_Extracted data:_
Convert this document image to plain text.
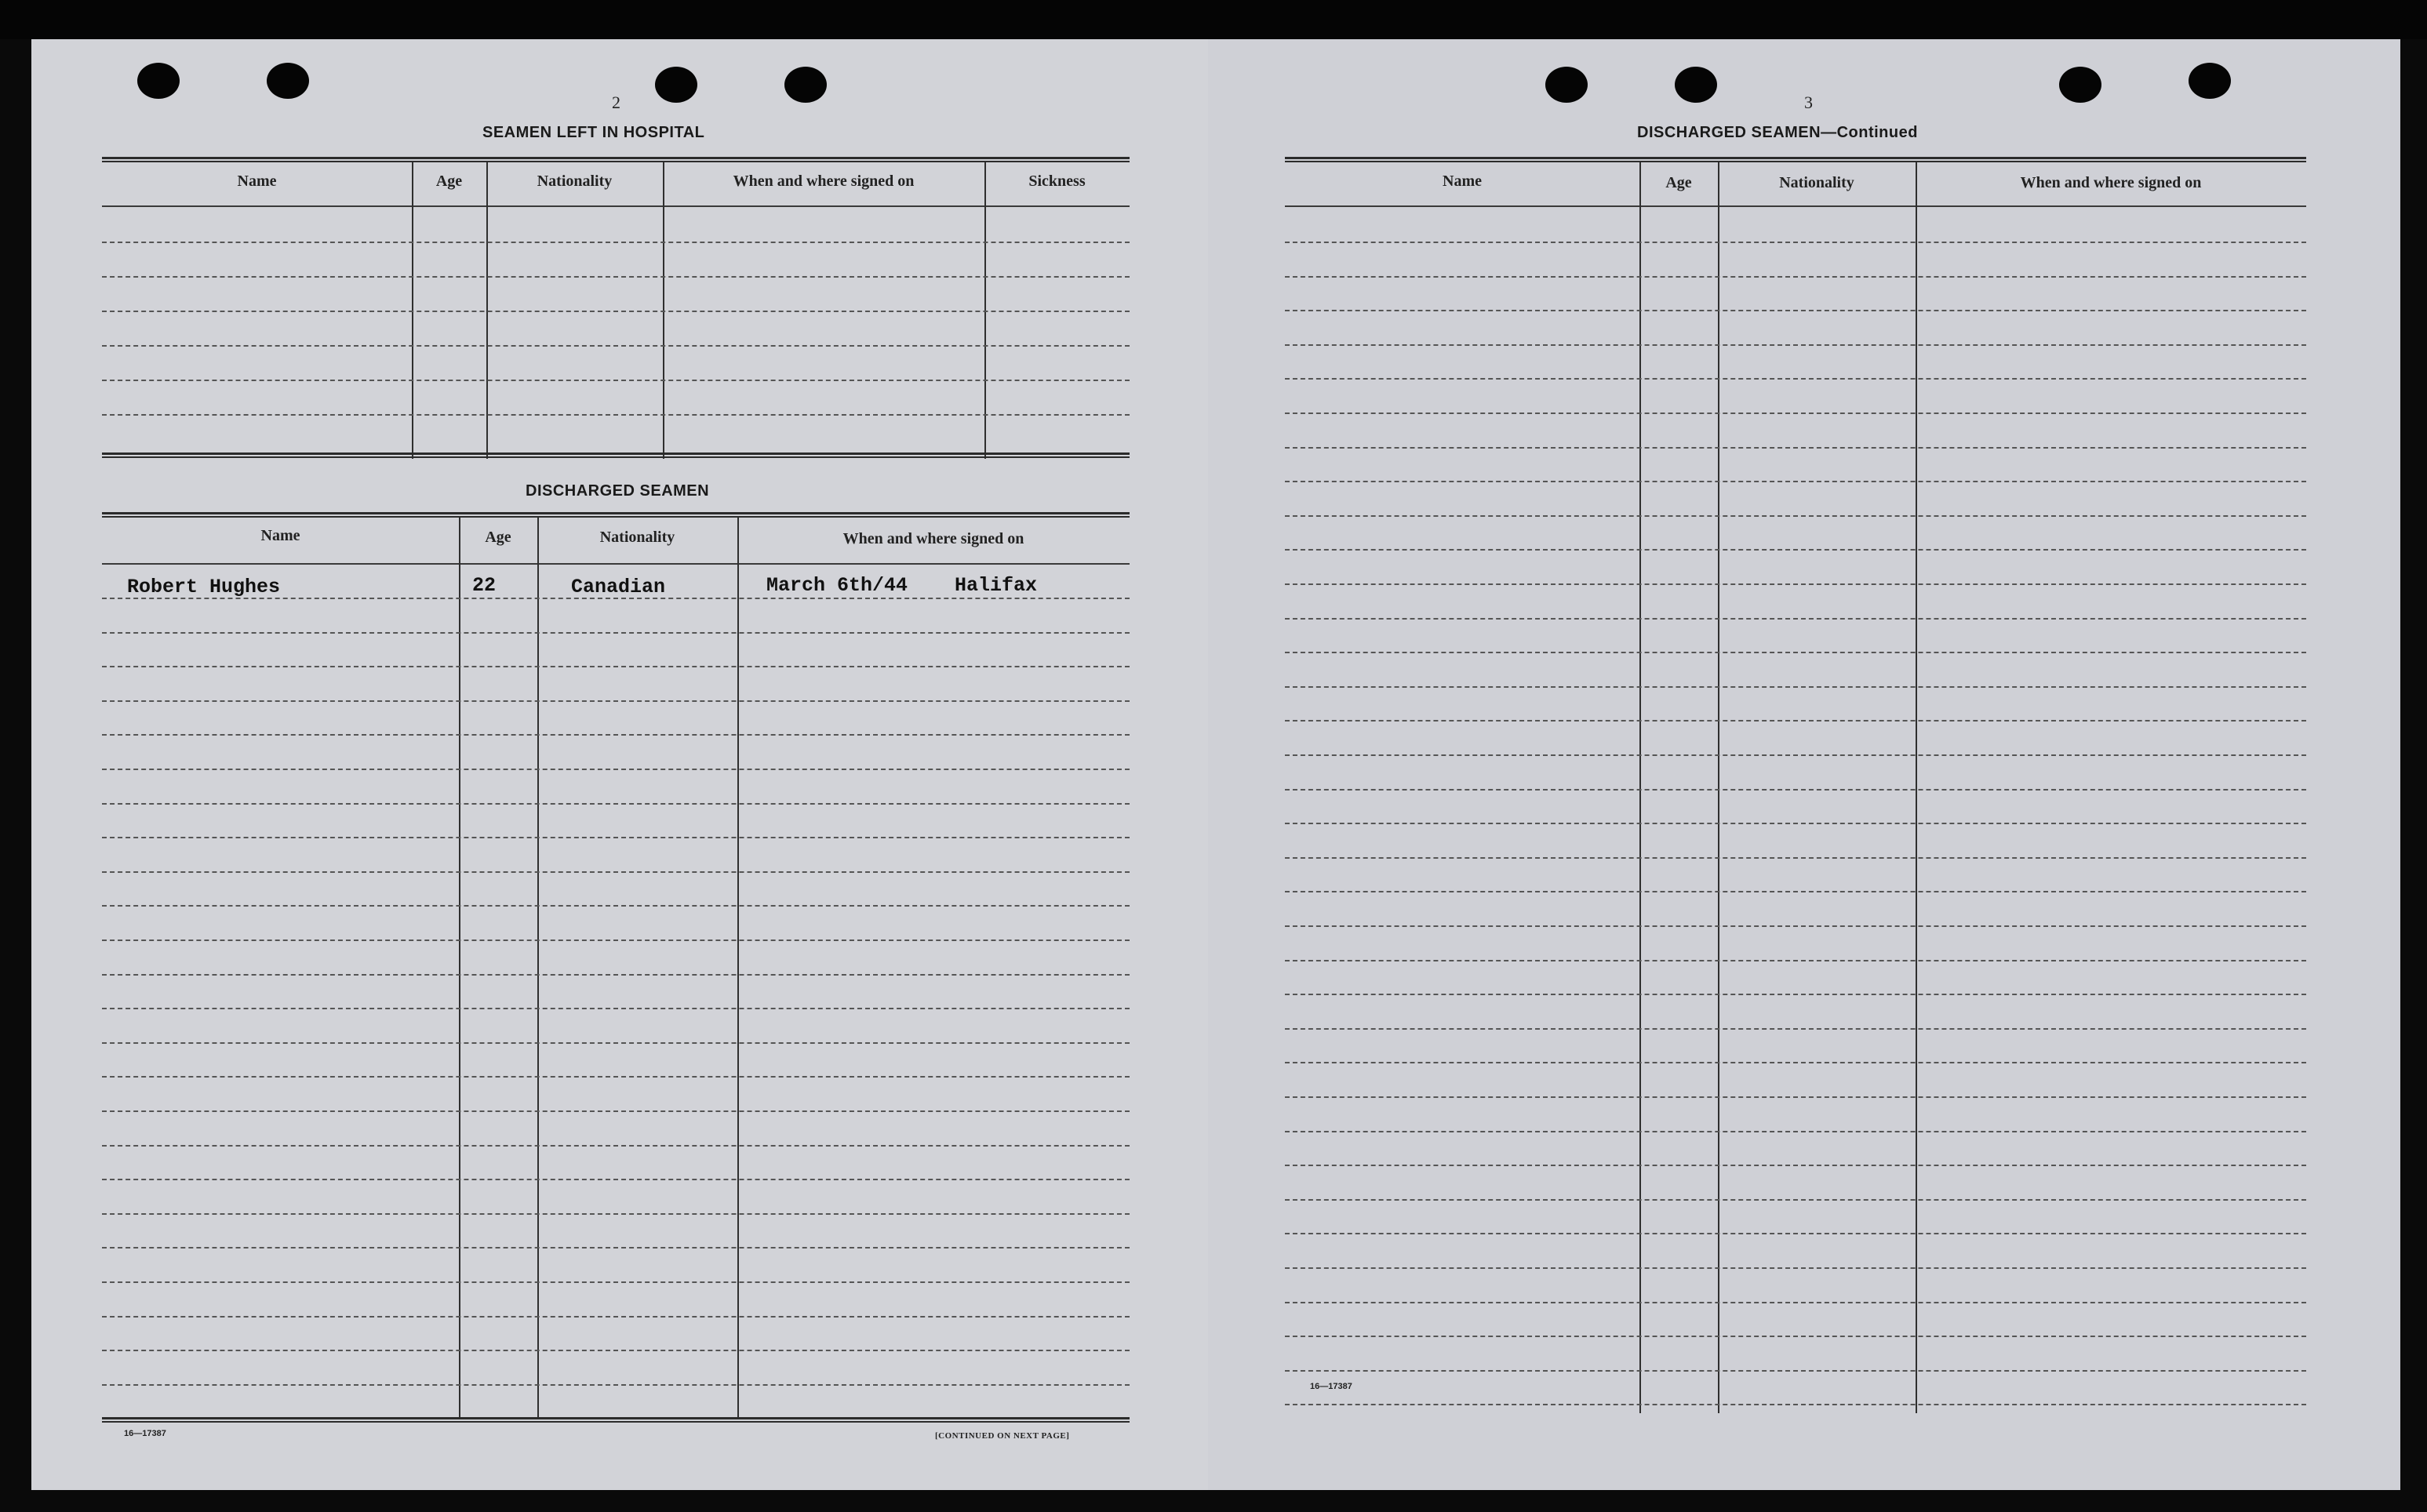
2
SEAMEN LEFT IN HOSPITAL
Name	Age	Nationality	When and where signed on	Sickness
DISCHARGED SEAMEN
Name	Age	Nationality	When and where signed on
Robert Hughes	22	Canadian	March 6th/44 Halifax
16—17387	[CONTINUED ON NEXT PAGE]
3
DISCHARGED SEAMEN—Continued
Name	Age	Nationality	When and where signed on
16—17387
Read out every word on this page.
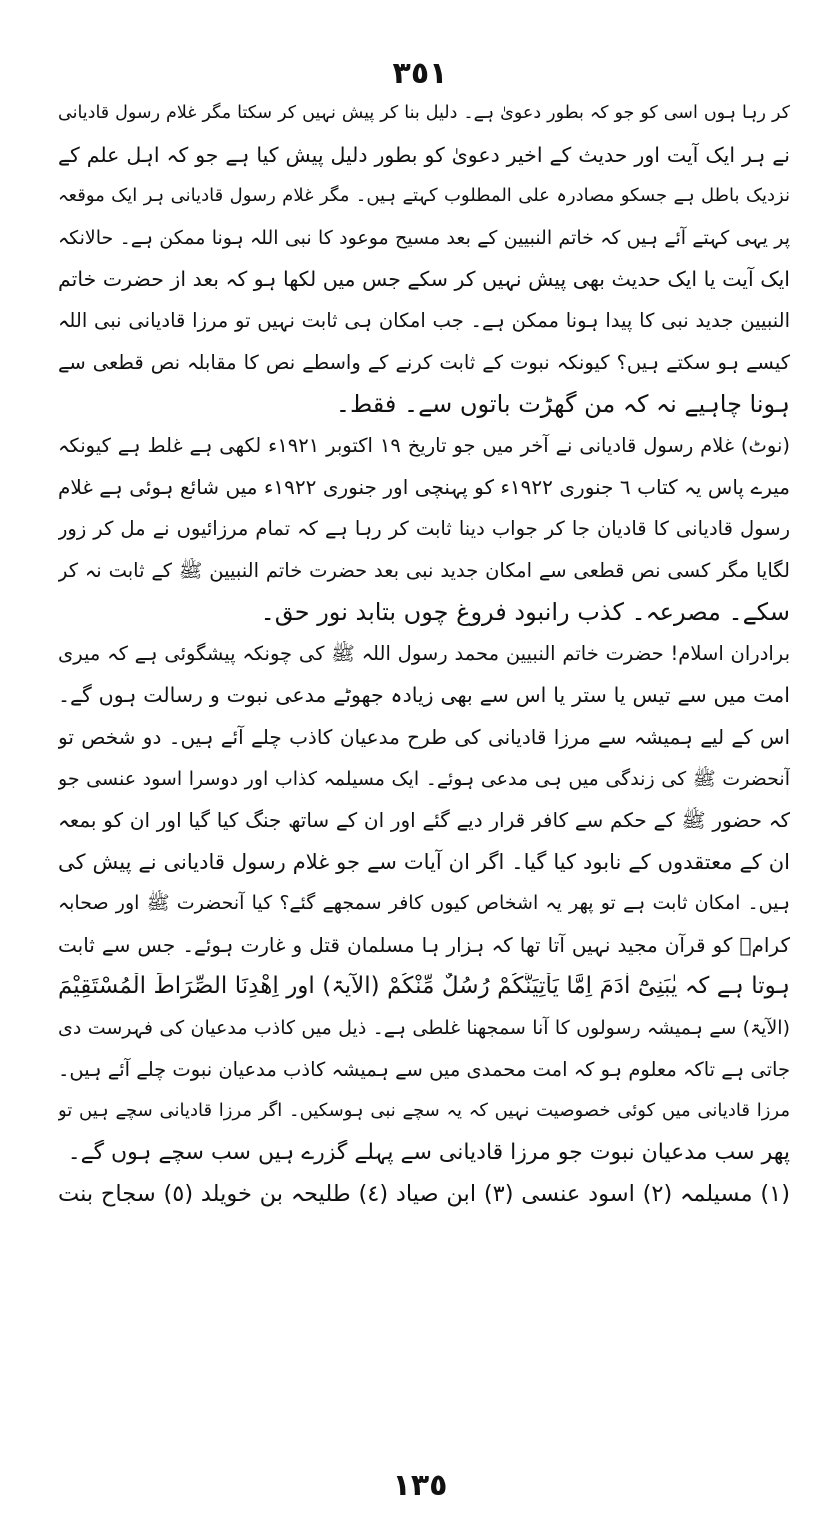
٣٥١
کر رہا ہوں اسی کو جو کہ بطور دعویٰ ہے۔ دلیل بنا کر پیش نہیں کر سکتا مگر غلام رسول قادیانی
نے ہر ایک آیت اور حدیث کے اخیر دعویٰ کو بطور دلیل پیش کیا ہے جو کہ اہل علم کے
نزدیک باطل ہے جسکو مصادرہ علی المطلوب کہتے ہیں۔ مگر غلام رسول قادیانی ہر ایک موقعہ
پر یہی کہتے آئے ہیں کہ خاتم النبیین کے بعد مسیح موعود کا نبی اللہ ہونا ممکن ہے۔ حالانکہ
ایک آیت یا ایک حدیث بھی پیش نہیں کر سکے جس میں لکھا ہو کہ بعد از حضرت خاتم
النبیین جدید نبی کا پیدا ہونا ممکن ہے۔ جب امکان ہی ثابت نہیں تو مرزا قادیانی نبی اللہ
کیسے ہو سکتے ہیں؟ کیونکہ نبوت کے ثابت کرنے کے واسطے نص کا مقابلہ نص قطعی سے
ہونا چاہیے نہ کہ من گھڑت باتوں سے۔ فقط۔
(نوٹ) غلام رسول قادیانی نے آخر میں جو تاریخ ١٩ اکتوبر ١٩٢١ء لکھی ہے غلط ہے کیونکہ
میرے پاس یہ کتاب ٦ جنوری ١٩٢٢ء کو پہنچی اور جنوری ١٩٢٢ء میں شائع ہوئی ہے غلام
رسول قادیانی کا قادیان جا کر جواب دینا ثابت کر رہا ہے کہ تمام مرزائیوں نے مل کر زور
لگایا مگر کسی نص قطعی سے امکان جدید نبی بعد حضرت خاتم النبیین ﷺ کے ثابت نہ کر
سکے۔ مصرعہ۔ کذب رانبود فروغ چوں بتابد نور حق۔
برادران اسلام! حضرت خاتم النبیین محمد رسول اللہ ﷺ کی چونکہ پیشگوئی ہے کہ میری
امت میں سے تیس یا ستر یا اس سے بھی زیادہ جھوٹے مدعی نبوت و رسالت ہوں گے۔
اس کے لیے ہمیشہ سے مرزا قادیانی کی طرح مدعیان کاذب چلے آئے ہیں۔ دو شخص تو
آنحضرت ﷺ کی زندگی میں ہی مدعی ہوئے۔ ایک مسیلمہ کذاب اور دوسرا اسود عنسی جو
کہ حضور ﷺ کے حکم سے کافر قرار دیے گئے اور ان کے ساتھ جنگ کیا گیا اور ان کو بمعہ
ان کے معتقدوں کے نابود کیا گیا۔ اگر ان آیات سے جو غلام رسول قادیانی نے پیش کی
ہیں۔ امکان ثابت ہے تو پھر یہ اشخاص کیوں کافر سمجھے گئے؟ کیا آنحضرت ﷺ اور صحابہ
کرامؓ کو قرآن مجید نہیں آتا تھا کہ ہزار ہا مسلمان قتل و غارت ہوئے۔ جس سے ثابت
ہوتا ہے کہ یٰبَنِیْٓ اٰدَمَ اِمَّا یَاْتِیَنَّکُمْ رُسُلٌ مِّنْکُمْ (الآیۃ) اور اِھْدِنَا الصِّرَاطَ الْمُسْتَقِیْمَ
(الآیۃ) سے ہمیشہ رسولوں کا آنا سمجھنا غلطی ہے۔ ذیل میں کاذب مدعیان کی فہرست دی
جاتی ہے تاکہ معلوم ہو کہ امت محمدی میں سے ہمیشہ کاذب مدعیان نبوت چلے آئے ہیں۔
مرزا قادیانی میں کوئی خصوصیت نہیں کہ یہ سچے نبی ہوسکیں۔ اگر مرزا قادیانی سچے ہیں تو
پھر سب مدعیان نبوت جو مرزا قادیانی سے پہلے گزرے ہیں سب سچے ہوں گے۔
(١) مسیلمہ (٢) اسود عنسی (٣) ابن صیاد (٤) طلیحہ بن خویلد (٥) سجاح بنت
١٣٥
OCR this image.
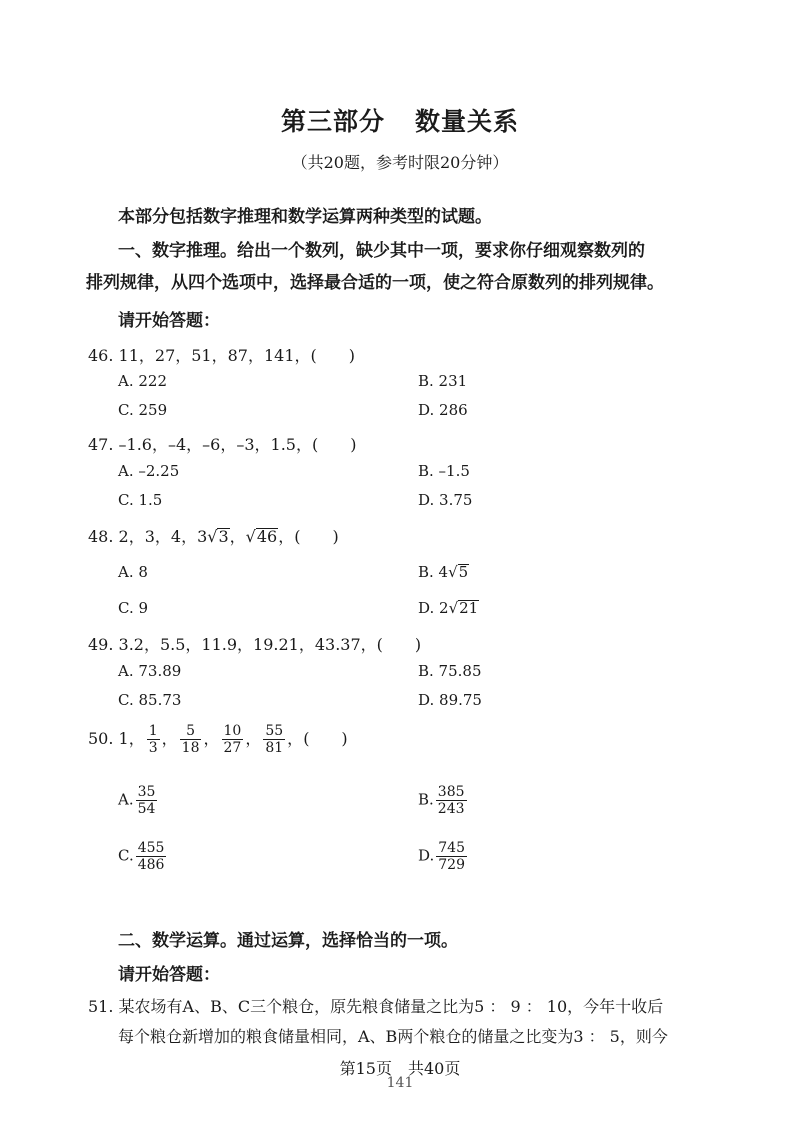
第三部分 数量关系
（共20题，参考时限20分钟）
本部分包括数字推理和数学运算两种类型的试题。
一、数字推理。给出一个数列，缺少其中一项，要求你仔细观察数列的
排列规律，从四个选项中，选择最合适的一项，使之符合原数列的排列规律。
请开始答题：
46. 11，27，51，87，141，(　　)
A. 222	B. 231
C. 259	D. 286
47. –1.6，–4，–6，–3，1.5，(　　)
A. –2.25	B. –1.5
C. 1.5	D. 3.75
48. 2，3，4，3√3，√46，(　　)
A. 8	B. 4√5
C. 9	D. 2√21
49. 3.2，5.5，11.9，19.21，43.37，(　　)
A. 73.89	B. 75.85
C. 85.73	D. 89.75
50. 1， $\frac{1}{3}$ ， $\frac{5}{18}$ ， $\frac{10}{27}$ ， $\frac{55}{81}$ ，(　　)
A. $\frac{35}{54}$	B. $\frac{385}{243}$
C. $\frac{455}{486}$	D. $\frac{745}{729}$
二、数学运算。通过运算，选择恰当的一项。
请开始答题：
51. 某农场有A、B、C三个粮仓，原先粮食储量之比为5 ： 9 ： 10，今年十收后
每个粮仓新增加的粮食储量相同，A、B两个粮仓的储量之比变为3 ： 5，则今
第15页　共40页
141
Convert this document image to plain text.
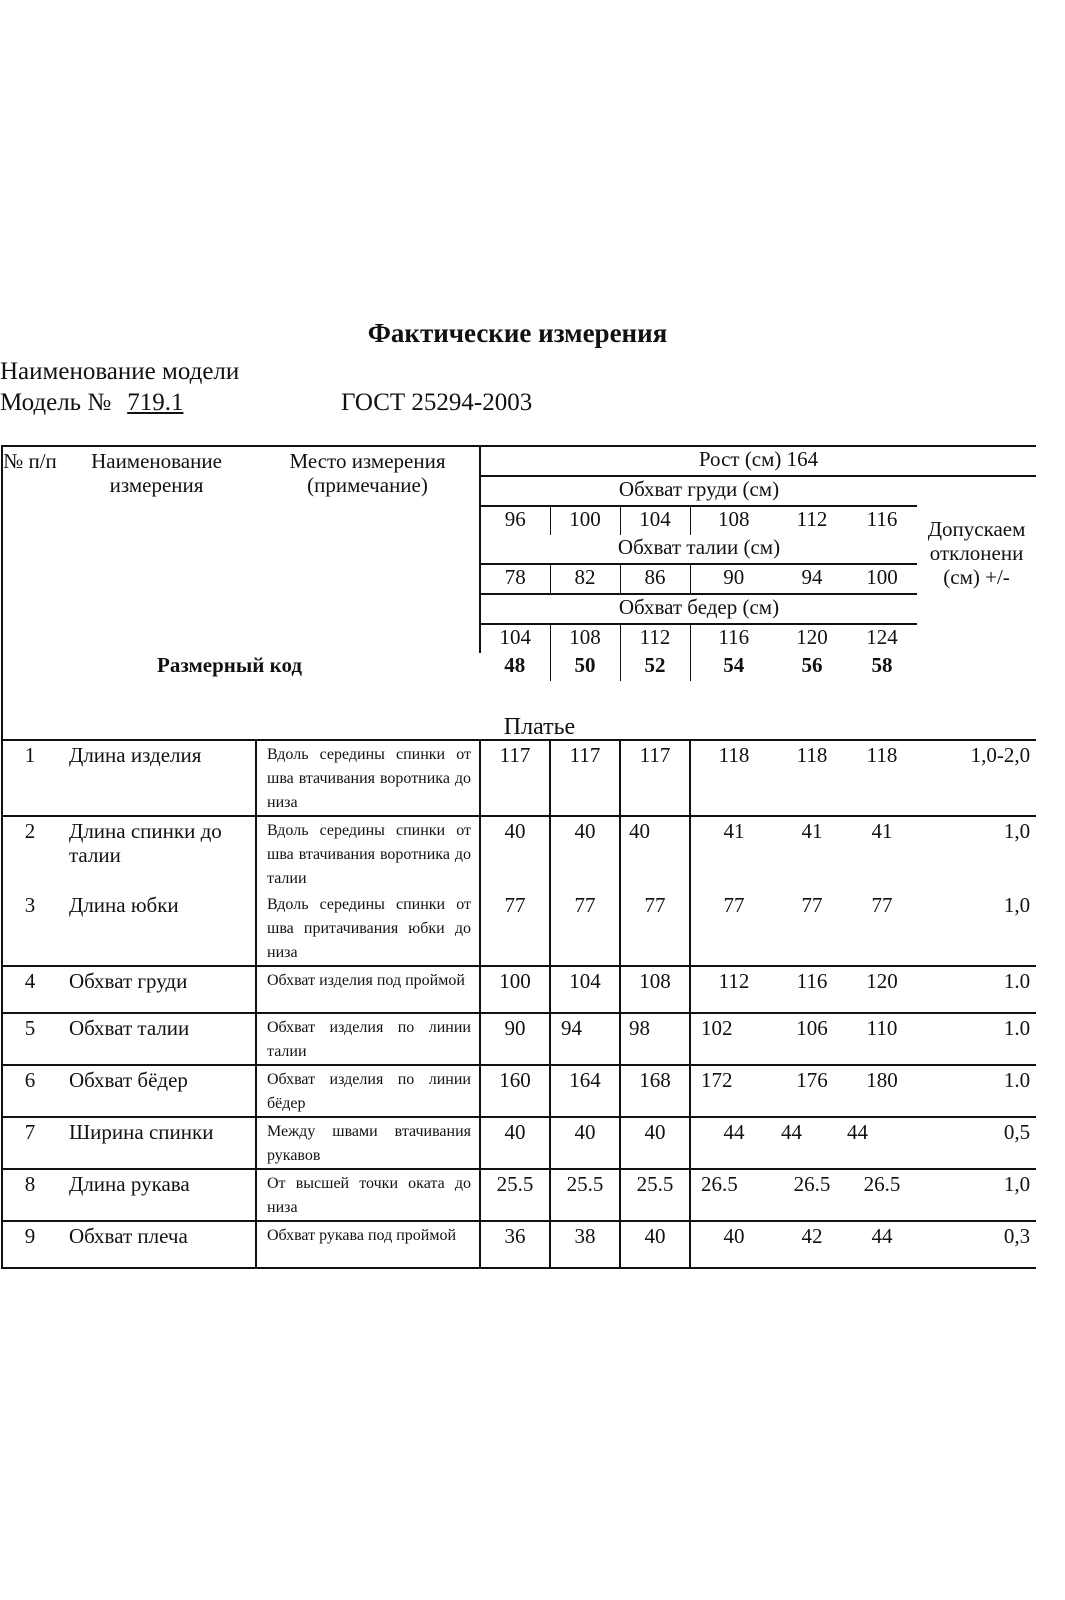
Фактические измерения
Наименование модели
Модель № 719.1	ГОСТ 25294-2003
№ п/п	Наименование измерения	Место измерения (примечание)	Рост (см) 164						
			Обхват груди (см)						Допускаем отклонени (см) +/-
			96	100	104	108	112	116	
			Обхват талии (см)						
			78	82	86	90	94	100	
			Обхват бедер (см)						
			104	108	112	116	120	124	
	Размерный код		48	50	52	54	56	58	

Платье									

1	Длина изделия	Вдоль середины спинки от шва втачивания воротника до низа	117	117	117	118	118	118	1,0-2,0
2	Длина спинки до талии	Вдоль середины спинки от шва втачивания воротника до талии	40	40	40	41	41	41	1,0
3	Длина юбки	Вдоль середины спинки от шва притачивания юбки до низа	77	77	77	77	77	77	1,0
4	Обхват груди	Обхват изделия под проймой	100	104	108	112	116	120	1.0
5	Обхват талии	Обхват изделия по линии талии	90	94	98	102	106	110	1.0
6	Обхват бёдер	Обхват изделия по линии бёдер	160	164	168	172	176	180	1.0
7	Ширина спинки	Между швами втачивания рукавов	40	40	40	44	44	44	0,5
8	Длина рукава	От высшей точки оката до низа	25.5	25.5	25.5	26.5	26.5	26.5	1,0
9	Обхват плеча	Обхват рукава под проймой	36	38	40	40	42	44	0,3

_Written exercise:_ Which lines hold the string "ممکن"? List them all.

_Final answer:_
پر یہی کہتے آئے ہیں کہ خاتم النبیین کے بعد مسیح موعود کا نبی اللہ ہونا ممکن ہے۔ حالانکہ
النبیین جدید نبی کا پیدا ہونا ممکن ہے۔ جب امکان ہی ثابت نہیں تو مرزا قادیانی نبی اللہ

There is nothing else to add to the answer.